**Directions**
The exercise asks for every line of the data to be reproduced exactly.

**Listed records**
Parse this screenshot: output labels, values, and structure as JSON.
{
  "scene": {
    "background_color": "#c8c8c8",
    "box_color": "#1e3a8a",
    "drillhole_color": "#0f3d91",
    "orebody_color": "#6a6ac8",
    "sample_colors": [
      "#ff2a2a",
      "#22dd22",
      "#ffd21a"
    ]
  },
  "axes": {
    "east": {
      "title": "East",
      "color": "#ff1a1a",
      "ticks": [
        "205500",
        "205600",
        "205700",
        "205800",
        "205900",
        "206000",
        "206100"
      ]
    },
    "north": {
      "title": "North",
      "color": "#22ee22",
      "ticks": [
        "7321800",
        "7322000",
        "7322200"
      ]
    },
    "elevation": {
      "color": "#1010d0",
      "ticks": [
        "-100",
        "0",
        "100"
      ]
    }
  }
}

**Exercise response**
Parse this screenshot: output labels, values, and structure as JSON.
{
  "scene": {
    "background_color": "#c8c8c8",
    "box_color": "#1e3a8a",
    "drillhole_color": "#0f3d91",
    "orebody_color": "#6a6ac8",
    "sample_colors": [
      "#ff2a2a",
      "#22dd22",
      "#ffd21a"
    ]
  },
  "axes": {
    "east": {
      "title": "East",
      "color": "#ff1a1a",
      "ticks": [
        "205500",
        "205600",
        "205700",
        "205800",
        "205900",
        "206000",
        "206100"
      ]
    },
    "north": {
      "title": "North",
      "color": "#22ee22",
      "ticks": [
        "7321800",
        "7322000",
        "7322200"
      ]
    },
    "elevation": {
      "color": "#1010d0",
      "ticks": [
        "-100",
        "0",
        "100"
      ]
    }
  }
}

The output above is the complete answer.